§ **Stated exercise 1**:
Copy out both records word for word, every line of each, skipping none.

§ **Supplied text**:
== == ==

18. The plaintiff has averred in the plaint that he let out the suit property to tenants from time to time. No documents in support of this bald plea have been placed on record. On the contrary, the defendant nos. 1 and 2 have placed on record the rent agreement dated 12.01.2015 executed by late sh. S.K. Zaman with the tenant which was witnessed by the plaintiff. As noted above, the plaintiff has not disputed the said rent agreement and has deemed to have admitted the same under the Original Side Rules.

19. Thus, the bald plea in the plaint that the plaintiff has been in possession of the suit property since 2007 are not even proved prima facie from the documents annexed with the plaint; on the contrary the said plea of the plaintiff is falsified by the undisputed documents filed on record by the defendants.

20. The plaintiff is bound by his undisputed pleadings made in I.A. NO. 38668/2024 filed in CS (OS) 113/2023 for impleadment in the said suit, Ms. Hena Lamba, Advocate wherein the plaintiff has stated that he entered into possession of the suit property in the year 2015 and this was done in furtherance of the MoU executed in 2012. Claim of the plaintiff for declaration of ownership

21. In this background this Court proceeds to examine the maintainability in law of the plaintiff’s claim that he is entitled to a decree for declaration of ownership of the suit property.

22. The plaintiff has relied upon three facts for asserting ownership; (a) the plaintiff alleges that he advanced a loan of Rs. 25,00,000/- to late Sh. S.K. Zaman and it was this loan amount which was used by late Sh. S.K. Zaman for purchasing the suit property; (b) as late Sh. S.K. Zaman allegedly failed to repay the said loan amount thus the plaintiff took possession of the suit property; and (c) since then the plaintiff has represented himself as the owner of the suit property.

23. This Court is of the view that firstly, no document evidencing advancement of the alleged loan of Rs. 25,00,000/- to late Sh. S.K. Zaman has been placed on record by the plaintiff. No material particulars of the alleged loan have been placed on record. The said fact is capable of being proved by documents and the absence of any such documents with the plaint, fails to give any credence to this plea. Secondly, assuming such a loan was advanced and the said loan amount remained unpaid, even, this fact by itself would not afford any legal basis for the plaintiff herein to seek a declaration that he has become the owner of the suit property.

24. In I.A. 38668/2024 the plaintiff herein has alleged that he entered into possession of the suit property in furtherance of the MoU. However, the said MoU does not pertain to the suit property and does not record any such permission to the plaintiff to occupy the suit property.

25. The plaintiff has not pleaded any agreement of transfer between late Sh. S.K. Zaman and himself; and assuming there was such an agreement the plaintiff has not sought any specific performance of the agreement.

== == ==

§ **Stated exercise 2**:
In the court ruling, what sum does the plaintiff say he lent to late Sh. S.K. Zaman?

== == ==

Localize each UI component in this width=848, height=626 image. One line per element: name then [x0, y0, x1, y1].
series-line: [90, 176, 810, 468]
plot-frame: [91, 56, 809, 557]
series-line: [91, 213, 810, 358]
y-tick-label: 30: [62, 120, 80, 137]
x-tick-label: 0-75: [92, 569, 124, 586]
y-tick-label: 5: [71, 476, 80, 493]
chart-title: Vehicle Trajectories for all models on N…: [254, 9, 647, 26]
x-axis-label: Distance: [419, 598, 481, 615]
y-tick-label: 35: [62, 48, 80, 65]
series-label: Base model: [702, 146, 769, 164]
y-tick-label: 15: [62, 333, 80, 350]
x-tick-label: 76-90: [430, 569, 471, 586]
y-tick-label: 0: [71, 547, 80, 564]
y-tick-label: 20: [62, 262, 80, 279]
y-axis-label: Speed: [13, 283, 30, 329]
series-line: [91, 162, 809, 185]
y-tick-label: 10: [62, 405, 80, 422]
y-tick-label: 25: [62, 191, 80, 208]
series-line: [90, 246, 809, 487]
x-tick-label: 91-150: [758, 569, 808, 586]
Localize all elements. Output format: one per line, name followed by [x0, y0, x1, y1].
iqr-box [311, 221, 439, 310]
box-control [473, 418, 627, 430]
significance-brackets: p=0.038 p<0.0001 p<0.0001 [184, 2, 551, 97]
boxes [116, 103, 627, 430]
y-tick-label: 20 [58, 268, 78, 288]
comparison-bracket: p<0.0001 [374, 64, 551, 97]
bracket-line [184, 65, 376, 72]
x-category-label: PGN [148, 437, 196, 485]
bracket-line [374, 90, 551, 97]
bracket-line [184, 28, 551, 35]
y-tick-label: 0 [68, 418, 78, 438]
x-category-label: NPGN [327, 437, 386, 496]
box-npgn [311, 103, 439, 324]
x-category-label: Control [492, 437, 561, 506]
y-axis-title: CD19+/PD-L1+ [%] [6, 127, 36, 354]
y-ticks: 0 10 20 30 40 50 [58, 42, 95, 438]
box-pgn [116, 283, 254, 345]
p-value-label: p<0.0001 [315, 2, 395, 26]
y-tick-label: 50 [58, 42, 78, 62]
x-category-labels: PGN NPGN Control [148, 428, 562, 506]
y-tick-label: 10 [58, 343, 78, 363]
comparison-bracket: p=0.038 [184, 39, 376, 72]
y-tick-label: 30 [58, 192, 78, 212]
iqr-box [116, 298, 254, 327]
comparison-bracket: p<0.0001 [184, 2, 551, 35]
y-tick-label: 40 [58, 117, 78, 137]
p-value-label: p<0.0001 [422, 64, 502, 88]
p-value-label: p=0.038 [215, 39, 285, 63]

== == ==

§ **Expected answer 1**:
Localize each UI component in this width=848, height=626 image. One line per element: name then [x0, y0, x1, y1].
series-line: [90, 176, 810, 468]
plot-frame: [91, 56, 809, 557]
series-line: [91, 213, 810, 358]
y-tick-label: 30: [62, 120, 80, 137]
x-tick-label: 0-75: [92, 569, 124, 586]
y-tick-label: 5: [71, 476, 80, 493]
chart-title: Vehicle Trajectories for all models on N…: [254, 9, 647, 26]
x-axis-label: Distance: [419, 598, 481, 615]
y-tick-label: 35: [62, 48, 80, 65]
series-label: Base model: [702, 146, 769, 164]
y-tick-label: 15: [62, 333, 80, 350]
x-tick-label: 76-90: [430, 569, 471, 586]
y-tick-label: 0: [71, 547, 80, 564]
y-tick-label: 20: [62, 262, 80, 279]
y-axis-label: Speed: [13, 283, 30, 329]
series-line: [91, 162, 809, 185]
y-tick-label: 10: [62, 405, 80, 422]
y-tick-label: 25: [62, 191, 80, 208]
series-line: [90, 246, 809, 487]
x-tick-label: 91-150: [758, 569, 808, 586]
Localize all elements. Output format: one per line, name followed by [x0, y0, x1, y1].
iqr-box [311, 221, 439, 310]
box-control [473, 418, 627, 430]
significance-brackets: p=0.038 p<0.0001 p<0.0001 [184, 2, 551, 97]
boxes [116, 103, 627, 430]
y-tick-label: 20 [58, 268, 78, 288]
comparison-bracket: p<0.0001 [374, 64, 551, 97]
bracket-line [184, 65, 376, 72]
x-category-label: PGN [148, 437, 196, 485]
bracket-line [374, 90, 551, 97]
bracket-line [184, 28, 551, 35]
y-tick-label: 0 [68, 418, 78, 438]
x-category-label: NPGN [327, 437, 386, 496]
box-npgn [311, 103, 439, 324]
x-category-label: Control [492, 437, 561, 506]
y-axis-title: CD19+/PD-L1+ [%] [6, 127, 36, 354]
y-ticks: 0 10 20 30 40 50 [58, 42, 95, 438]
box-pgn [116, 283, 254, 345]
p-value-label: p<0.0001 [315, 2, 395, 26]
y-tick-label: 50 [58, 42, 78, 62]
x-category-labels: PGN NPGN Control [148, 428, 562, 506]
y-tick-label: 10 [58, 343, 78, 363]
comparison-bracket: p=0.038 [184, 39, 376, 72]
y-tick-label: 30 [58, 192, 78, 212]
iqr-box [116, 298, 254, 327]
comparison-bracket: p<0.0001 [184, 2, 551, 35]
y-tick-label: 40 [58, 117, 78, 137]
p-value-label: p<0.0001 [422, 64, 502, 88]
p-value-label: p=0.038 [215, 39, 285, 63]

§ **Expected answer 2**:
Rs. 25,00,000/-